# [WORK TO COMPLETE]
Repeat all of the material below exactly as written, images excluded.

# [INPUT MATERIAL]
(begin)
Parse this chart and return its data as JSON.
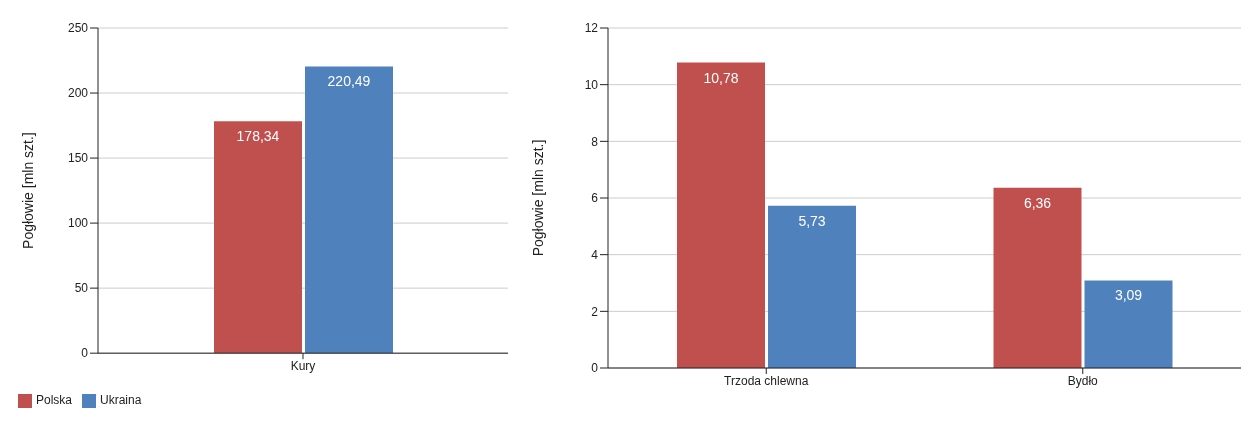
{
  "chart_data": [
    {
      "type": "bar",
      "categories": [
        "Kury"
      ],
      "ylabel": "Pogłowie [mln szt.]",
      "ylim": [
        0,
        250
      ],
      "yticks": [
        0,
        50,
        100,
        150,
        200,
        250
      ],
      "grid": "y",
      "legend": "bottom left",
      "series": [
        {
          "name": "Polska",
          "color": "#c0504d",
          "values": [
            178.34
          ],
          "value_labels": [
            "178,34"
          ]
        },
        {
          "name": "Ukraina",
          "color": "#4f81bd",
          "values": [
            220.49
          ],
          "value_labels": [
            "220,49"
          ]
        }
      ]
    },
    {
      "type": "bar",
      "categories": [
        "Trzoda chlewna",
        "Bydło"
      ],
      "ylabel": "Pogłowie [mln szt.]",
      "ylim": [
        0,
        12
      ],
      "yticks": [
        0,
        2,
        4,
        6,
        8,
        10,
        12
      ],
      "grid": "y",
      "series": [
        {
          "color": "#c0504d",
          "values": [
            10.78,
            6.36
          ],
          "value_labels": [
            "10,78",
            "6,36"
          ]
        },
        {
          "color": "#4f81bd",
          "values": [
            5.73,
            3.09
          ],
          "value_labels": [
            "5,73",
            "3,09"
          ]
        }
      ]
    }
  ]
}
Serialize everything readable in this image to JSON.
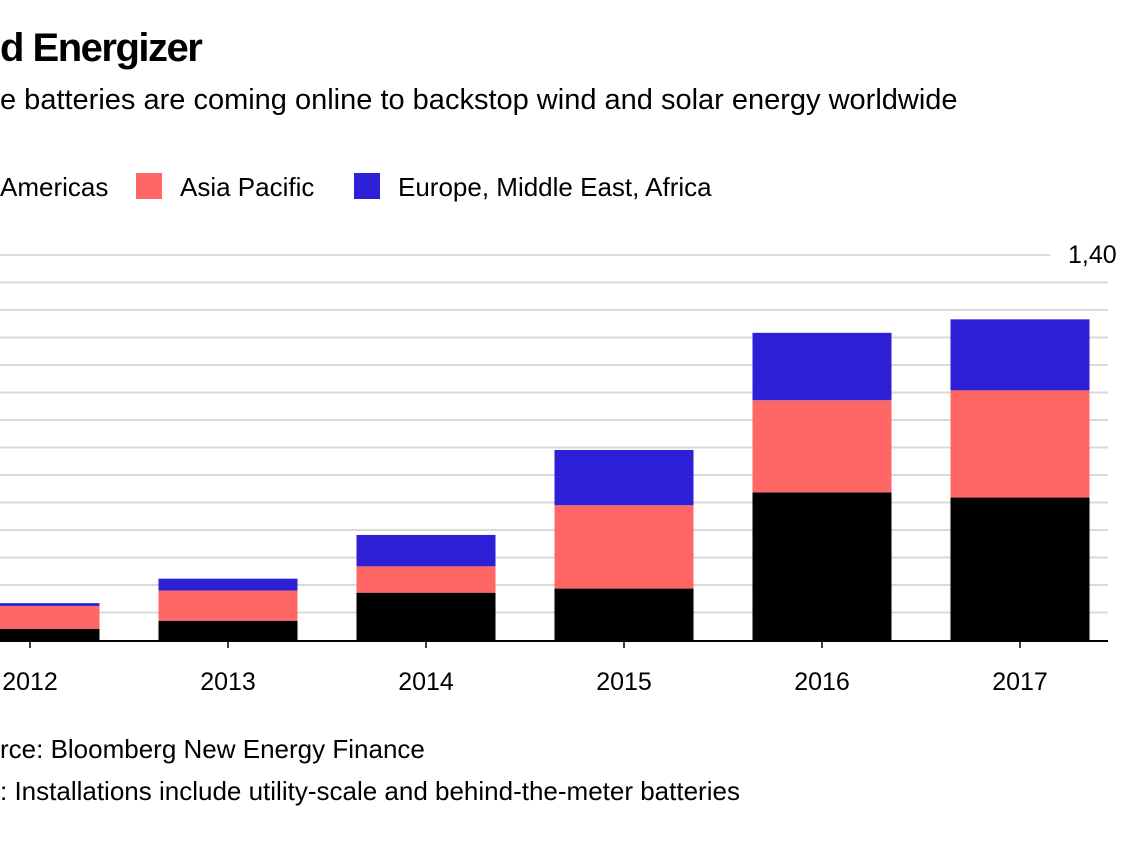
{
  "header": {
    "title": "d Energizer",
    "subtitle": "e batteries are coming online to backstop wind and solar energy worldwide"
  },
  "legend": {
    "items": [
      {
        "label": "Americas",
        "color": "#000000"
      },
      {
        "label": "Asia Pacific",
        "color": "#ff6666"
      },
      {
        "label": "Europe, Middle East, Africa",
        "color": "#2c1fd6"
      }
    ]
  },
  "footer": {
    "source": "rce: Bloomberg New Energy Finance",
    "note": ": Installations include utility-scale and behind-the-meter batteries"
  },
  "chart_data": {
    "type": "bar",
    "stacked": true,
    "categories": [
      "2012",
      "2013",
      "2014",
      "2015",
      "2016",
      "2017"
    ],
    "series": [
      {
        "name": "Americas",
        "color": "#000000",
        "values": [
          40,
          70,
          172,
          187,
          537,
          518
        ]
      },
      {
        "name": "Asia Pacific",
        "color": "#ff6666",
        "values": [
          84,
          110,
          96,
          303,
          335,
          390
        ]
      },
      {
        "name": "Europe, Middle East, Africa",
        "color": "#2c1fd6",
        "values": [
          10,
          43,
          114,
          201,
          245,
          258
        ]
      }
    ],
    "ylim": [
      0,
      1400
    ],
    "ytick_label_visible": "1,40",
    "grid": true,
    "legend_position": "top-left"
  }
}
(end)
# [SOLUTION TO THE EXERCISE]
Parse this chart and return its data as JSON.
{
  "chart_data": [
    {
      "type": "bar",
      "categories": [
        "Kury"
      ],
      "ylabel": "Pogłowie [mln szt.]",
      "ylim": [
        0,
        250
      ],
      "yticks": [
        0,
        50,
        100,
        150,
        200,
        250
      ],
      "grid": "y",
      "legend": "bottom left",
      "series": [
        {
          "name": "Polska",
          "color": "#c0504d",
          "values": [
            178.34
          ],
          "value_labels": [
            "178,34"
          ]
        },
        {
          "name": "Ukraina",
          "color": "#4f81bd",
          "values": [
            220.49
          ],
          "value_labels": [
            "220,49"
          ]
        }
      ]
    },
    {
      "type": "bar",
      "categories": [
        "Trzoda chlewna",
        "Bydło"
      ],
      "ylabel": "Pogłowie [mln szt.]",
      "ylim": [
        0,
        12
      ],
      "yticks": [
        0,
        2,
        4,
        6,
        8,
        10,
        12
      ],
      "grid": "y",
      "series": [
        {
          "color": "#c0504d",
          "values": [
            10.78,
            6.36
          ],
          "value_labels": [
            "10,78",
            "6,36"
          ]
        },
        {
          "color": "#4f81bd",
          "values": [
            5.73,
            3.09
          ],
          "value_labels": [
            "5,73",
            "3,09"
          ]
        }
      ]
    }
  ]
}
Serialize everything readable in this image to JSON.
{
  "header": {
    "title": "d Energizer",
    "subtitle": "e batteries are coming online to backstop wind and solar energy worldwide"
  },
  "legend": {
    "items": [
      {
        "label": "Americas",
        "color": "#000000"
      },
      {
        "label": "Asia Pacific",
        "color": "#ff6666"
      },
      {
        "label": "Europe, Middle East, Africa",
        "color": "#2c1fd6"
      }
    ]
  },
  "footer": {
    "source": "rce: Bloomberg New Energy Finance",
    "note": ": Installations include utility-scale and behind-the-meter batteries"
  },
  "chart_data": {
    "type": "bar",
    "stacked": true,
    "categories": [
      "2012",
      "2013",
      "2014",
      "2015",
      "2016",
      "2017"
    ],
    "series": [
      {
        "name": "Americas",
        "color": "#000000",
        "values": [
          40,
          70,
          172,
          187,
          537,
          518
        ]
      },
      {
        "name": "Asia Pacific",
        "color": "#ff6666",
        "values": [
          84,
          110,
          96,
          303,
          335,
          390
        ]
      },
      {
        "name": "Europe, Middle East, Africa",
        "color": "#2c1fd6",
        "values": [
          10,
          43,
          114,
          201,
          245,
          258
        ]
      }
    ],
    "ylim": [
      0,
      1400
    ],
    "ytick_label_visible": "1,40",
    "grid": true,
    "legend_position": "top-left"
  }
}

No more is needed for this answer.